▸ **WHAT IS REQUIRED**
Check each line for the string "this", then give only how many lines have it.

▸ **SUPPLIED RECORDS**
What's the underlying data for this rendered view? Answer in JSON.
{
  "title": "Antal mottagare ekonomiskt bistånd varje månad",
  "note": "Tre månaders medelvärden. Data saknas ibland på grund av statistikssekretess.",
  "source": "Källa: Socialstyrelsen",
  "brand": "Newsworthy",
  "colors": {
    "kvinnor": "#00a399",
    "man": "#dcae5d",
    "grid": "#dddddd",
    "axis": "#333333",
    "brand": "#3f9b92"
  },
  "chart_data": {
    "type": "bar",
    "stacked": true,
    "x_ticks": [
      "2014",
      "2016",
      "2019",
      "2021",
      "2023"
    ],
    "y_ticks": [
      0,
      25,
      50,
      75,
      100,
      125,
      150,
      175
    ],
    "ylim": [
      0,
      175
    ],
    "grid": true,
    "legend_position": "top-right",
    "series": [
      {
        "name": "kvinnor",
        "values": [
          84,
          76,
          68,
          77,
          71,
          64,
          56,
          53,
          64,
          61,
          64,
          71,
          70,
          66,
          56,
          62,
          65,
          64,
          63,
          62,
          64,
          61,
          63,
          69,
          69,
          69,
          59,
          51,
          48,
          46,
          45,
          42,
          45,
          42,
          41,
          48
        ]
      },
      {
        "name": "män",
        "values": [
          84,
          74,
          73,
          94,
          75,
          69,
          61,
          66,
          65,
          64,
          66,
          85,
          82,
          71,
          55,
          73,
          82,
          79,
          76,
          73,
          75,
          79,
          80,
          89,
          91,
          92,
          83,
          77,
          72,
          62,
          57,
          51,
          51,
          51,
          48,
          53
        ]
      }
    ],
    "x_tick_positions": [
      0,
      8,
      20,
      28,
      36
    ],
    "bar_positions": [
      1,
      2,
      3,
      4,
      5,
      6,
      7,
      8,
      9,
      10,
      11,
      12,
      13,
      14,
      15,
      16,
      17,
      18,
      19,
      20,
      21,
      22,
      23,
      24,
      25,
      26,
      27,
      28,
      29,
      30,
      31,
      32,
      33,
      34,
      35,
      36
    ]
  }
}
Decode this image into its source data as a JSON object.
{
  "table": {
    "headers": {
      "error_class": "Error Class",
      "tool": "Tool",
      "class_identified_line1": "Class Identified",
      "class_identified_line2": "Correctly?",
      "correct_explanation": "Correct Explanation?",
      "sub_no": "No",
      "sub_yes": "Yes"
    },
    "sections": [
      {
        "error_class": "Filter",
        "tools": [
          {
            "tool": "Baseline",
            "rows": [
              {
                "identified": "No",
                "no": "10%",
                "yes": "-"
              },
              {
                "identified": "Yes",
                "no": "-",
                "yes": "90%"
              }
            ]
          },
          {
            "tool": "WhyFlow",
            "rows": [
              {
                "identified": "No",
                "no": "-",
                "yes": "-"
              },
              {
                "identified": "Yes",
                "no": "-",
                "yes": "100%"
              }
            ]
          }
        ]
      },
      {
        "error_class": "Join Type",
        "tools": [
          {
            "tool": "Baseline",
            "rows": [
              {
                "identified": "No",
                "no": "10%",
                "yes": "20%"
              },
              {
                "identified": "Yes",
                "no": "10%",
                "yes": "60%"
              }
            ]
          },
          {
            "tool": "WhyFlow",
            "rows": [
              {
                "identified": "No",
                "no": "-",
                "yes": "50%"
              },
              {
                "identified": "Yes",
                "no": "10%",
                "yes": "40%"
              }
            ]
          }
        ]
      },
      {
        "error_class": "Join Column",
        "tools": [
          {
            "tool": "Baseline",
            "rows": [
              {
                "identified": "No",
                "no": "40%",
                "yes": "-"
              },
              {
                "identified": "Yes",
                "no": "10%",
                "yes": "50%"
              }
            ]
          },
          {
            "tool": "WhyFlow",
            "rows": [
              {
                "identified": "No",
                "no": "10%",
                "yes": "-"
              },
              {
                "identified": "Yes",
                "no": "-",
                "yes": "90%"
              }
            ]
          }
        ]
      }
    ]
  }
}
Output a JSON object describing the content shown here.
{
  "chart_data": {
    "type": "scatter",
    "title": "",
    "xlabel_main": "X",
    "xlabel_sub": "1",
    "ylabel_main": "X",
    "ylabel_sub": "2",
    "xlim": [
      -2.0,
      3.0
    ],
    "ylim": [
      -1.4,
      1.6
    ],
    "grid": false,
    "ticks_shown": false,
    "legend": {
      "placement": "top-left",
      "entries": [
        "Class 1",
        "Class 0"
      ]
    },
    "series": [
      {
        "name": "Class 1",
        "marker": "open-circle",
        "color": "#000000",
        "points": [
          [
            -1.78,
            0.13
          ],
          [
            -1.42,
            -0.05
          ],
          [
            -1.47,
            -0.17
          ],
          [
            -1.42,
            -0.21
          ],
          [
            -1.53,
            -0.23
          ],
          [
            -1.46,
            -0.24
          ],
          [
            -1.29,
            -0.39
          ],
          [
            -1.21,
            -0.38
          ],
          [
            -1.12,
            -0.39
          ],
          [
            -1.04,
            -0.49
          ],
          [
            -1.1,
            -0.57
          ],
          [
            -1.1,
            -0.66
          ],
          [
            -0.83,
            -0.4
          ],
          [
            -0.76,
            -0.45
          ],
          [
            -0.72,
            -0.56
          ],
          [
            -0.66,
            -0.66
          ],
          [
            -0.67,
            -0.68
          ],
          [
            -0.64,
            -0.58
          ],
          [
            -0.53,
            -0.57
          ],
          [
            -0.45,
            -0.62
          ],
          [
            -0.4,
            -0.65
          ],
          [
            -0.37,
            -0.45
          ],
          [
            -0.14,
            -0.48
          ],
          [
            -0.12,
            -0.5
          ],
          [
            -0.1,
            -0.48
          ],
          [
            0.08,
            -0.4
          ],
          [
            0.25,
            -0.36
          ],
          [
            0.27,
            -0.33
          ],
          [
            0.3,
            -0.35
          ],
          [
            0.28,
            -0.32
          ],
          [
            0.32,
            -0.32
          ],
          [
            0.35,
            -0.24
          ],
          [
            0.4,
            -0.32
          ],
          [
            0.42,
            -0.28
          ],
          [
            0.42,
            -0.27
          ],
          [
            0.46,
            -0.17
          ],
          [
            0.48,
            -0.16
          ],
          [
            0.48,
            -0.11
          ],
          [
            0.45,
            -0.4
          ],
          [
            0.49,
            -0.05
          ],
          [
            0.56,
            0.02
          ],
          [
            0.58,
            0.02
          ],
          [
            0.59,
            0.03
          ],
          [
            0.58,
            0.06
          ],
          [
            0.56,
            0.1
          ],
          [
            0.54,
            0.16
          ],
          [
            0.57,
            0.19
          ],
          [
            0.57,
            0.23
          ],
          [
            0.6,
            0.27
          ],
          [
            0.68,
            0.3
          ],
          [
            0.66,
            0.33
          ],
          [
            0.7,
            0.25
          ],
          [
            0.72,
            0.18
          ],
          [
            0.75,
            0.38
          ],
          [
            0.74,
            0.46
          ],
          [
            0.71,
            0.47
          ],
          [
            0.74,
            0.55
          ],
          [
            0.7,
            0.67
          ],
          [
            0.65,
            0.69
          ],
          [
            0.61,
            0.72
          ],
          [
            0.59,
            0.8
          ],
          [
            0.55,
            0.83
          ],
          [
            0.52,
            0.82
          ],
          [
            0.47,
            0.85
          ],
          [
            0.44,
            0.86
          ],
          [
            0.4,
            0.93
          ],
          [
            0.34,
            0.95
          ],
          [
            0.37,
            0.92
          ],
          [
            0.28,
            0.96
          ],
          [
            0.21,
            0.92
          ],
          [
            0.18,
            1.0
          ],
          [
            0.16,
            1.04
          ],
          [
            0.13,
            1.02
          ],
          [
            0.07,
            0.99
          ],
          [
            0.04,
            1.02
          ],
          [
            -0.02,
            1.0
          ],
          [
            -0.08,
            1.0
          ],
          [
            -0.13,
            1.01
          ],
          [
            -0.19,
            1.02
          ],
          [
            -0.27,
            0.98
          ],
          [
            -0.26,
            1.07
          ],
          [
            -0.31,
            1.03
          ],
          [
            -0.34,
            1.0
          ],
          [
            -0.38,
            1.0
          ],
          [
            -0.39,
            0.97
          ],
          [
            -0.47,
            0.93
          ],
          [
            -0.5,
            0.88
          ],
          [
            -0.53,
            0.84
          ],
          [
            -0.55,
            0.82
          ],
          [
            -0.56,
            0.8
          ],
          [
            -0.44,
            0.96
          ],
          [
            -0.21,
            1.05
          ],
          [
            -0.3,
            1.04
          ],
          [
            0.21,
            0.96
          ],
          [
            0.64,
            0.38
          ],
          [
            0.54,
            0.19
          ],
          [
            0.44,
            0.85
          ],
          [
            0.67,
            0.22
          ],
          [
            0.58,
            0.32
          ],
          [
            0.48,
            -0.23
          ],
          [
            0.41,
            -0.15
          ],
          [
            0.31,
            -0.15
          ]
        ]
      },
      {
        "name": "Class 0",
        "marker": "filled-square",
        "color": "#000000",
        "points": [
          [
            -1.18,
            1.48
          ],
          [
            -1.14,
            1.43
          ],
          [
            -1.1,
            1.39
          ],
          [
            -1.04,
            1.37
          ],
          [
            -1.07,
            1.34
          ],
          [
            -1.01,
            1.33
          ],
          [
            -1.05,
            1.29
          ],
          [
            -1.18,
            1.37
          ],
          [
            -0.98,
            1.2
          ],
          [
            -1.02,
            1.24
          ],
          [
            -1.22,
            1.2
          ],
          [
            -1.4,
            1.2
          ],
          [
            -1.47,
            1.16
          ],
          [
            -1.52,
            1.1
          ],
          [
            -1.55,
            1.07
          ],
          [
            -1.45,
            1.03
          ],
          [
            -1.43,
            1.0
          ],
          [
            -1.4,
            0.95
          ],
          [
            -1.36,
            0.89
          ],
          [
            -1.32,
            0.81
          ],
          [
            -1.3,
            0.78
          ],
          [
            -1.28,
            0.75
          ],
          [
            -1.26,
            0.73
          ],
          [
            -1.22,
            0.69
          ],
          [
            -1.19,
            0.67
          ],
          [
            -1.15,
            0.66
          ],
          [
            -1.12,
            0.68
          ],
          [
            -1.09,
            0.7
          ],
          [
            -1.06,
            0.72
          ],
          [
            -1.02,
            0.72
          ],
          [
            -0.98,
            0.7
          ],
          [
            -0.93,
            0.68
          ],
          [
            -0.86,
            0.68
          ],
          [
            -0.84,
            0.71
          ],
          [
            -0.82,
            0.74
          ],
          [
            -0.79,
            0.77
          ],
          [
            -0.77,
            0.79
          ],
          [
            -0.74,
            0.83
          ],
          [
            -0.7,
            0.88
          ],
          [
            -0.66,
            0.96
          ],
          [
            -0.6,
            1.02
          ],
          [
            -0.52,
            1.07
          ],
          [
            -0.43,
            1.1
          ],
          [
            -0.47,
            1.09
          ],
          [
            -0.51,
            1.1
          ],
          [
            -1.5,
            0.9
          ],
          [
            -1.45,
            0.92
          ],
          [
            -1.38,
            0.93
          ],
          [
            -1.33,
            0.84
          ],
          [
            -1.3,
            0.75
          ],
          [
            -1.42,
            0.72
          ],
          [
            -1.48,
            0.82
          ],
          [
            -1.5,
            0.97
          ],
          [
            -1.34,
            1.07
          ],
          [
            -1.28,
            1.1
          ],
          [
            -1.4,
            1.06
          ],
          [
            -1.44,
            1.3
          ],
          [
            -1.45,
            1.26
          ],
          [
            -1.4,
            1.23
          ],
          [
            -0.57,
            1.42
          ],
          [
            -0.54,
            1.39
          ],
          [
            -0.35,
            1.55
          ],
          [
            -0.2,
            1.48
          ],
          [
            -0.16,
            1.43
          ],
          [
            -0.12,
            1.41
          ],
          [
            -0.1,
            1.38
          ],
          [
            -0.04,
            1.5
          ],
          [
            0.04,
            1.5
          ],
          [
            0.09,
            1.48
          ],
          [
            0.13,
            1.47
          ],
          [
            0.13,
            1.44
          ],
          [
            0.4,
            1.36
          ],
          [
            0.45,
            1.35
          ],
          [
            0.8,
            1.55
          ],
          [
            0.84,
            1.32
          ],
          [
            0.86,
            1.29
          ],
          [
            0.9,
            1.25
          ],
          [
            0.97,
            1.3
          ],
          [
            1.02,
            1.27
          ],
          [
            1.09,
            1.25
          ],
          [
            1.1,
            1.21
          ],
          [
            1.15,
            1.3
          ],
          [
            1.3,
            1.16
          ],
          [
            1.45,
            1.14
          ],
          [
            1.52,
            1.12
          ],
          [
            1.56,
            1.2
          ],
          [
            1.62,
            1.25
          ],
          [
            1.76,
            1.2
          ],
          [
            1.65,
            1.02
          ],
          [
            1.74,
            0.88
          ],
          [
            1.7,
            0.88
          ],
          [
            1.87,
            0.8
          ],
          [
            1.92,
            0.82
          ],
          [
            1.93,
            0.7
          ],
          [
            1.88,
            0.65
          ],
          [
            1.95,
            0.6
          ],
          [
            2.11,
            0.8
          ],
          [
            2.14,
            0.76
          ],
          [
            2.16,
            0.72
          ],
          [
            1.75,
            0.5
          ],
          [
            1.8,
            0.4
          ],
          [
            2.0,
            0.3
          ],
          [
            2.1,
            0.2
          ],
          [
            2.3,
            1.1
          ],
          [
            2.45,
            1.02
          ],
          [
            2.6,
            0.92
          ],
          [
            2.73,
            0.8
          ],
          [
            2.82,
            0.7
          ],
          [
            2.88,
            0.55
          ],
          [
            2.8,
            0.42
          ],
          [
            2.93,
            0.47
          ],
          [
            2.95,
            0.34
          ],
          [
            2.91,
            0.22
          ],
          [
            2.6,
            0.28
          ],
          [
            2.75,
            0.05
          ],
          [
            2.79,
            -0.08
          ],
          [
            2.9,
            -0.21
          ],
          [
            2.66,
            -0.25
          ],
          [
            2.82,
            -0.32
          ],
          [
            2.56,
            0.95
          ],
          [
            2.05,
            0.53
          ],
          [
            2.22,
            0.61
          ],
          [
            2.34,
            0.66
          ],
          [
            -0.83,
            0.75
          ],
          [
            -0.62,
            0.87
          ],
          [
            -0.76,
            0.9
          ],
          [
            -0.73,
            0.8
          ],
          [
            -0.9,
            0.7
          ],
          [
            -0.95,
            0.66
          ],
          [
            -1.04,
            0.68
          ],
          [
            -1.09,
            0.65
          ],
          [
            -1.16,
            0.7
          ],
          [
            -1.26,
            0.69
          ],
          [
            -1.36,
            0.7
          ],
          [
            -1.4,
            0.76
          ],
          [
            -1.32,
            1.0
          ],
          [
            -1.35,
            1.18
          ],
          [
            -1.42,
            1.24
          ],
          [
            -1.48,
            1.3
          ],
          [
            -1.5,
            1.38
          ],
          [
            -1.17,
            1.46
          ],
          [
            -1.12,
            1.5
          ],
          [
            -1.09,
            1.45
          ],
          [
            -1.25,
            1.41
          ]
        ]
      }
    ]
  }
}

▸ **EXERCISE OUTPUT**
2